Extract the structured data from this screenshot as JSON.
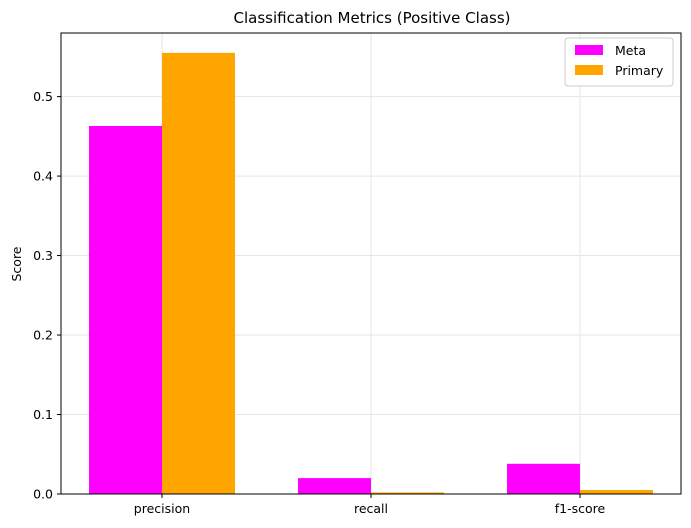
{
  "chart_data": {
    "type": "bar",
    "title": "Classification Metrics (Positive Class)",
    "xlabel": "",
    "ylabel": "Score",
    "categories": [
      "precision",
      "recall",
      "f1-score"
    ],
    "series": [
      {
        "name": "Meta",
        "color": "#ff00ff",
        "values": [
          0.463,
          0.02,
          0.038
        ]
      },
      {
        "name": "Primary",
        "color": "#ffa500",
        "values": [
          0.555,
          0.002,
          0.005
        ]
      }
    ],
    "ylim": [
      0,
      0.58
    ],
    "yticks": [
      0.0,
      0.1,
      0.2,
      0.3,
      0.4,
      0.5
    ],
    "ytick_labels": [
      "0.0",
      "0.1",
      "0.2",
      "0.3",
      "0.4",
      "0.5"
    ],
    "grid": true,
    "legend_position": "top-right"
  }
}
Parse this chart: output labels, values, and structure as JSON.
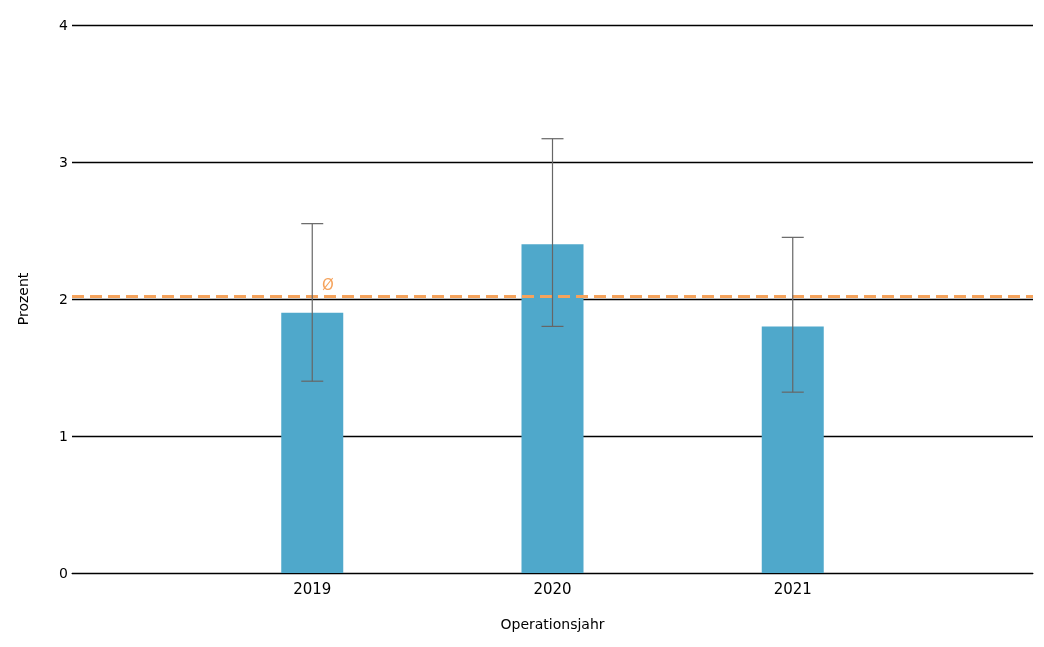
{
  "chart_data": {
    "type": "bar",
    "xlabel": "Operationsjahr",
    "ylabel": "Prozent",
    "categories": [
      "2019",
      "2020",
      "2021"
    ],
    "values": [
      1.9,
      2.4,
      1.8
    ],
    "errors": [
      [
        1.4,
        2.55
      ],
      [
        1.8,
        3.17
      ],
      [
        1.32,
        2.45
      ]
    ],
    "color": "#4fa8cb",
    "ylim": [
      0,
      4
    ],
    "yticks": [
      0,
      1,
      2,
      3,
      4
    ],
    "grid": "y",
    "ref_lines": [
      {
        "axis": "y",
        "value": 2.02,
        "label": "Ø",
        "color": "#f5a35c",
        "line_style": "dashed"
      }
    ]
  }
}
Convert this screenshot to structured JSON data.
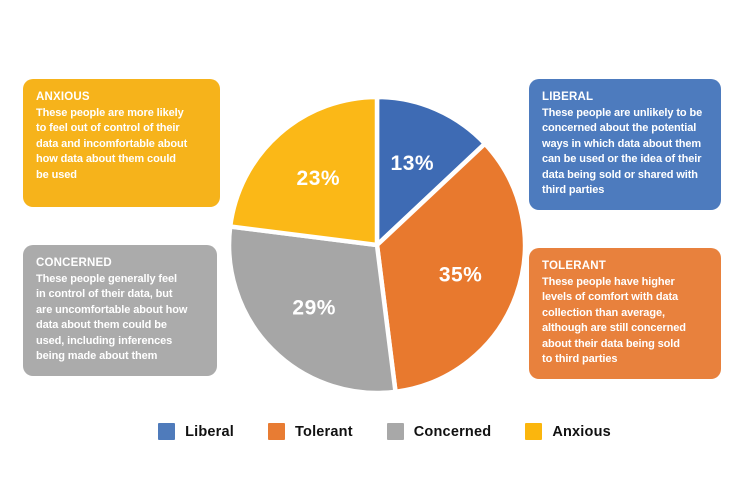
{
  "chart_data": {
    "type": "pie",
    "categories": [
      "Liberal",
      "Tolerant",
      "Concerned",
      "Anxious"
    ],
    "values": [
      13,
      35,
      29,
      23
    ],
    "labels": [
      "13%",
      "35%",
      "29%",
      "23%"
    ],
    "colors": [
      "#3E6BB4",
      "#E8792E",
      "#A6A6A6",
      "#FBB817"
    ],
    "label_color": "#ffffff",
    "start_angle_deg": 0,
    "direction": "clockwise",
    "separator_color": "#ffffff"
  },
  "boxes": [
    {
      "id": "anxious",
      "title": "ANXIOUS",
      "body": "These people are more likely\nto feel out of control of their\ndata and incomfortable about\nhow data about them could\nbe used",
      "color": "#F6B31B"
    },
    {
      "id": "concerned",
      "title": "CONCERNED",
      "body": "These people generally feel\nin control of their data, but\nare uncomfortable about how\ndata about them could be\nused, including inferences\nbeing made about them",
      "color": "#ABABAB"
    },
    {
      "id": "liberal",
      "title": "LIBERAL",
      "body": "These people are unlikely to be\nconcerned about the potential\nways in which data about them\ncan be used or the idea of their\ndata being sold or shared with\nthird parties",
      "color": "#4D7BBE"
    },
    {
      "id": "tolerant",
      "title": "TOLERANT",
      "body": "These people have higher\nlevels of comfort with data\ncollection than average,\nalthough are still concerned\nabout their data being sold\nto third parties",
      "color": "#E8813D"
    }
  ],
  "legend": [
    {
      "label": "Liberal",
      "color": "#4F7BBB"
    },
    {
      "label": "Tolerant",
      "color": "#E87C33"
    },
    {
      "label": "Concerned",
      "color": "#A8A8A8"
    },
    {
      "label": "Anxious",
      "color": "#FBB60D"
    }
  ]
}
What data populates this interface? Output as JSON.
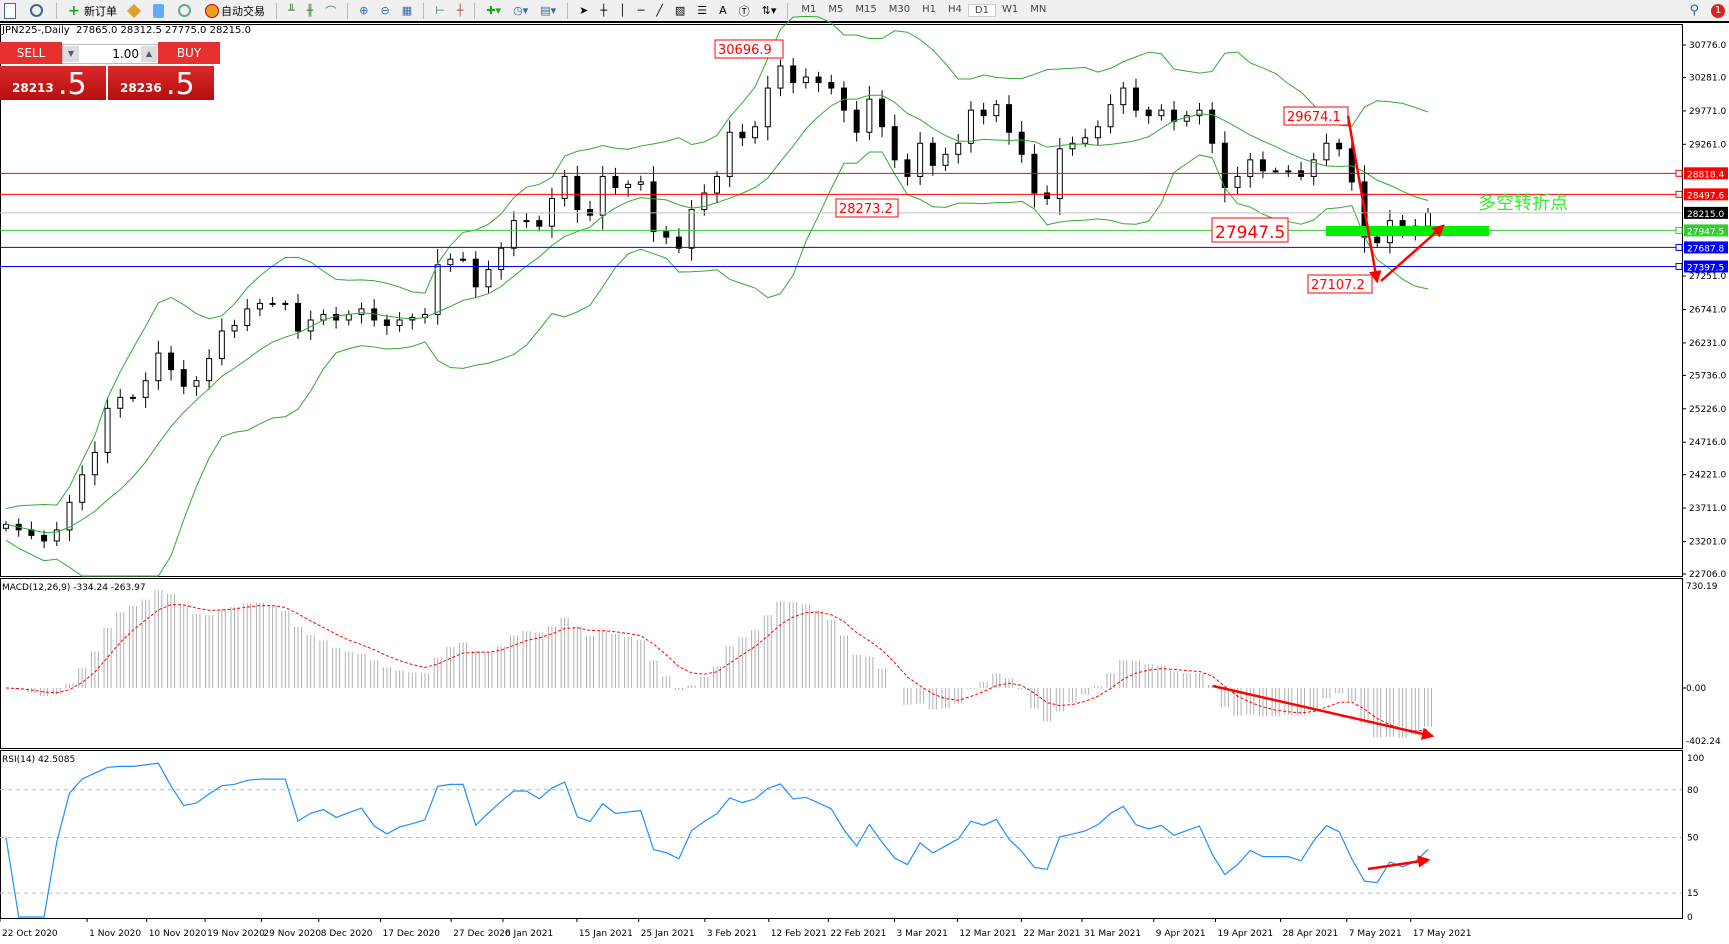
{
  "toolbar": {
    "new_order": "新订单",
    "auto_trading": "自动交易",
    "timeframes": [
      "M1",
      "M5",
      "M15",
      "M30",
      "H1",
      "H4",
      "D1",
      "W1",
      "MN"
    ],
    "active_timeframe": "D1",
    "notification_count": "1"
  },
  "chart_header": {
    "symbol_info": "JPN225-,Daily  27865.0 28312.5 27775.0 28215.0"
  },
  "trade_panel": {
    "sell_label": "SELL",
    "buy_label": "BUY",
    "lot": "1.00",
    "sell_price_main": "28213",
    "sell_price_big": ".5",
    "buy_price_main": "28236",
    "buy_price_big": ".5"
  },
  "chart_data": {
    "type": "candlestick",
    "symbol": "JPN225-",
    "timeframe": "Daily",
    "closes": [
      23463,
      23380,
      23295,
      23210,
      23378,
      23800,
      24220,
      24560,
      25234,
      25400,
      25400,
      25655,
      26076,
      25824,
      25570,
      25655,
      25992,
      26413,
      26497,
      26750,
      26834,
      26834,
      26834,
      26413,
      26581,
      26665,
      26581,
      26665,
      26750,
      26581,
      26497,
      26581,
      26620,
      26665,
      27424,
      27508,
      27508,
      27087,
      27350,
      27676,
      28097,
      28097,
      28012,
      28434,
      28771,
      28265,
      28180,
      28771,
      28602,
      28650,
      28687,
      27929,
      27845,
      27676,
      28265,
      28518,
      28771,
      29445,
      29361,
      29529,
      30119,
      30456,
      30203,
      30287,
      30203,
      30119,
      29782,
      29445,
      29950,
      29530,
      29024,
      28771,
      29277,
      28940,
      29108,
      29277,
      29782,
      29698,
      29866,
      29445,
      29108,
      28518,
      28434,
      29192,
      29277,
      29361,
      29529,
      29866,
      30119,
      29782,
      29698,
      29782,
      29613,
      29698,
      29782,
      29277,
      28603,
      28771,
      29024,
      28856,
      28856,
      28856,
      28771,
      29024,
      29277,
      29192,
      28687,
      27845,
      27761,
      28097,
      27929,
      28012,
      28215
    ],
    "last_close": 28215.0,
    "ylim": [
      22706,
      30776
    ],
    "price_ticks": [
      "30776.0",
      "30281.0",
      "29771.0",
      "29261.0",
      "27251.0",
      "26741.0",
      "26231.0",
      "25736.0",
      "25226.0",
      "24716.0",
      "24221.0",
      "23711.0",
      "23201.0",
      "22706.0"
    ],
    "date_ticks": [
      "22 Oct 2020",
      "1 Nov 2020",
      "10 Nov 2020",
      "19 Nov 2020",
      "29 Nov 2020",
      "8 Dec 2020",
      "17 Dec 2020",
      "27 Dec 2020",
      "6 Jan 2021",
      "15 Jan 2021",
      "25 Jan 2021",
      "3 Feb 2021",
      "12 Feb 2021",
      "22 Feb 2021",
      "3 Mar 2021",
      "12 Mar 2021",
      "22 Mar 2021",
      "31 Mar 2021",
      "9 Apr 2021",
      "19 Apr 2021",
      "28 Apr 2021",
      "7 May 2021",
      "17 May 2021"
    ],
    "horizontal_lines": [
      {
        "price": "28818.4",
        "color": "#ff0000"
      },
      {
        "price": "28497.6",
        "color": "#ff0000"
      },
      {
        "price": "28215.0",
        "color": "#000000",
        "line_color": "#c0c0c0"
      },
      {
        "price": "27947.5",
        "color": "#33cc33"
      },
      {
        "price": "27687.8",
        "color": "#0000ff"
      },
      {
        "price": "27397.5",
        "color": "#0000ff"
      }
    ],
    "annotations": [
      "30696.9",
      "28273.2",
      "29674.1",
      "27947.5",
      "27107.2"
    ],
    "annotation_text": "多空转折点",
    "overlay": "Bollinger Bands",
    "colors": {
      "candle": "#000000",
      "bands": "#33aa33",
      "annotation": "#ff0000",
      "highlight": "#00ee00"
    }
  },
  "macd": {
    "label": "MACD(12,26,9) -334.24 -263.97",
    "ticks": [
      "730.19",
      "0.00",
      "-402.24"
    ],
    "colors": {
      "histogram": "#b0b0b0",
      "signal": "#ff0000"
    }
  },
  "rsi": {
    "label": "RSI(14) 42.5085",
    "value": 42.5085,
    "ticks": [
      "100",
      "80",
      "50",
      "15",
      "0"
    ],
    "color": "#1e90ff"
  }
}
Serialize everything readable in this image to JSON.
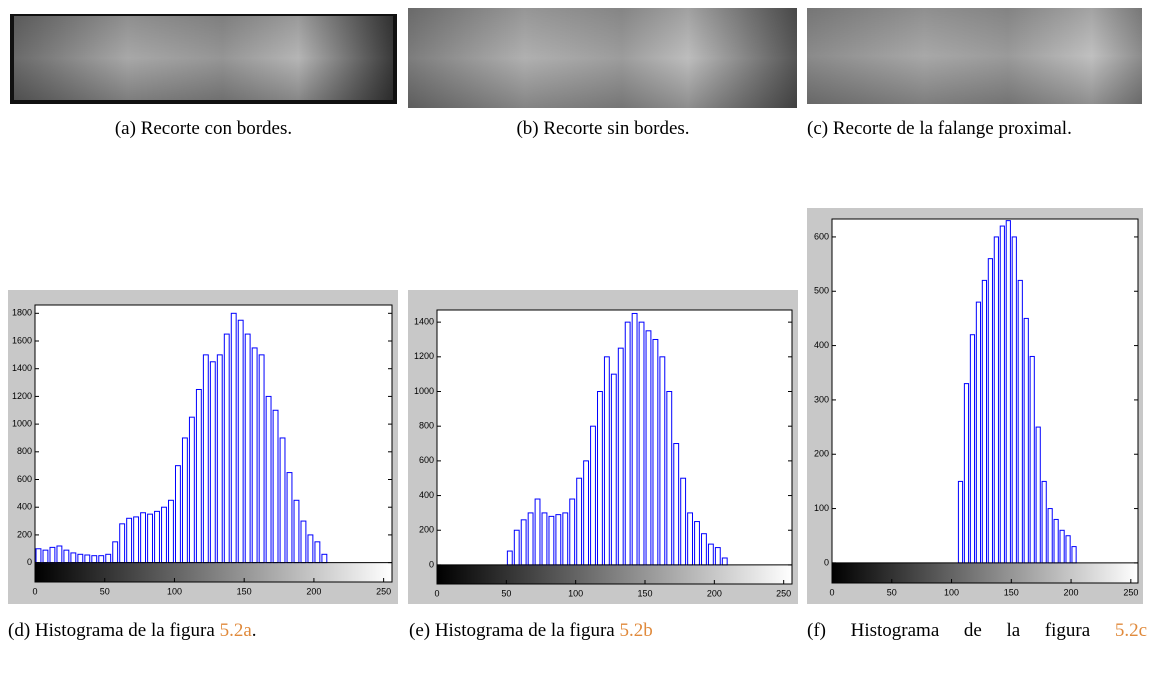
{
  "subfigures": [
    {
      "caption": "(a) Recorte con bordes."
    },
    {
      "caption": "(b) Recorte sin bordes."
    },
    {
      "caption": "(c) Recorte de la falange proximal."
    },
    {
      "caption": "(d) Histograma de la figura",
      "ref": "5.2a",
      "suffix": "."
    },
    {
      "caption": "(e) Histograma de la figura",
      "ref": "5.2b"
    },
    {
      "caption": "(f) Histograma de la figura",
      "ref": "5.2c"
    }
  ],
  "chart_data": [
    {
      "type": "histogram",
      "color": "#0000ff",
      "bins": [
        0,
        5,
        10,
        15,
        20,
        25,
        30,
        35,
        40,
        45,
        50,
        55,
        60,
        65,
        70,
        75,
        80,
        85,
        90,
        95,
        100,
        105,
        110,
        115,
        120,
        125,
        130,
        135,
        140,
        145,
        150,
        155,
        160,
        165,
        170,
        175,
        180,
        185,
        190,
        195,
        200,
        205,
        210,
        215,
        220,
        225,
        230,
        235,
        240,
        245,
        250,
        255
      ],
      "values": [
        100,
        90,
        110,
        120,
        90,
        70,
        60,
        55,
        50,
        50,
        60,
        150,
        280,
        320,
        330,
        360,
        350,
        370,
        400,
        450,
        700,
        900,
        1050,
        1250,
        1500,
        1450,
        1500,
        1650,
        1800,
        1750,
        1650,
        1550,
        1500,
        1200,
        1100,
        900,
        650,
        450,
        300,
        200,
        150,
        60,
        0,
        0,
        0,
        0,
        0,
        0,
        0,
        0,
        0
      ],
      "xlim": [
        0,
        256
      ],
      "xticks": [
        0,
        50,
        100,
        150,
        200,
        250
      ],
      "ylim": [
        -140,
        1860
      ],
      "yticks": [
        0,
        200,
        400,
        600,
        800,
        1000,
        1200,
        1400,
        1600,
        1800
      ]
    },
    {
      "type": "histogram",
      "color": "#0000ff",
      "bins": [
        0,
        5,
        10,
        15,
        20,
        25,
        30,
        35,
        40,
        45,
        50,
        55,
        60,
        65,
        70,
        75,
        80,
        85,
        90,
        95,
        100,
        105,
        110,
        115,
        120,
        125,
        130,
        135,
        140,
        145,
        150,
        155,
        160,
        165,
        170,
        175,
        180,
        185,
        190,
        195,
        200,
        205,
        210,
        215,
        220,
        225,
        230,
        235,
        240,
        245,
        250,
        255
      ],
      "values": [
        0,
        0,
        0,
        0,
        0,
        0,
        0,
        0,
        0,
        0,
        80,
        200,
        260,
        300,
        380,
        300,
        280,
        290,
        300,
        380,
        500,
        600,
        800,
        1000,
        1200,
        1100,
        1250,
        1400,
        1450,
        1400,
        1350,
        1300,
        1200,
        1000,
        700,
        500,
        300,
        250,
        180,
        120,
        100,
        40,
        0,
        0,
        0,
        0,
        0,
        0,
        0,
        0,
        0
      ],
      "xlim": [
        0,
        256
      ],
      "xticks": [
        0,
        50,
        100,
        150,
        200,
        250
      ],
      "ylim": [
        -110,
        1470
      ],
      "yticks": [
        0,
        200,
        400,
        600,
        800,
        1000,
        1200,
        1400
      ]
    },
    {
      "type": "histogram",
      "color": "#0000ff",
      "bins": [
        0,
        5,
        10,
        15,
        20,
        25,
        30,
        35,
        40,
        45,
        50,
        55,
        60,
        65,
        70,
        75,
        80,
        85,
        90,
        95,
        100,
        105,
        110,
        115,
        120,
        125,
        130,
        135,
        140,
        145,
        150,
        155,
        160,
        165,
        170,
        175,
        180,
        185,
        190,
        195,
        200,
        205,
        210,
        215,
        220,
        225,
        230,
        235,
        240,
        245,
        250,
        255
      ],
      "values": [
        0,
        0,
        0,
        0,
        0,
        0,
        0,
        0,
        0,
        0,
        0,
        0,
        0,
        0,
        0,
        0,
        0,
        0,
        0,
        0,
        0,
        150,
        330,
        420,
        480,
        520,
        560,
        600,
        620,
        630,
        600,
        520,
        450,
        380,
        250,
        150,
        100,
        80,
        60,
        50,
        30,
        0,
        0,
        0,
        0,
        0,
        0,
        0,
        0,
        0,
        0
      ],
      "xlim": [
        0,
        256
      ],
      "xticks": [
        0,
        50,
        100,
        150,
        200,
        250
      ],
      "ylim": [
        -37,
        633
      ],
      "yticks": [
        0,
        100,
        200,
        300,
        400,
        500,
        600
      ]
    }
  ]
}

---*---

■ Task instructions ■
Select and copy every line of the material that holds the string "bordes".

■ Solved problem ■
      "caption": "(a) Recorte con bordes."
      "caption": "(b) Recorte sin bordes."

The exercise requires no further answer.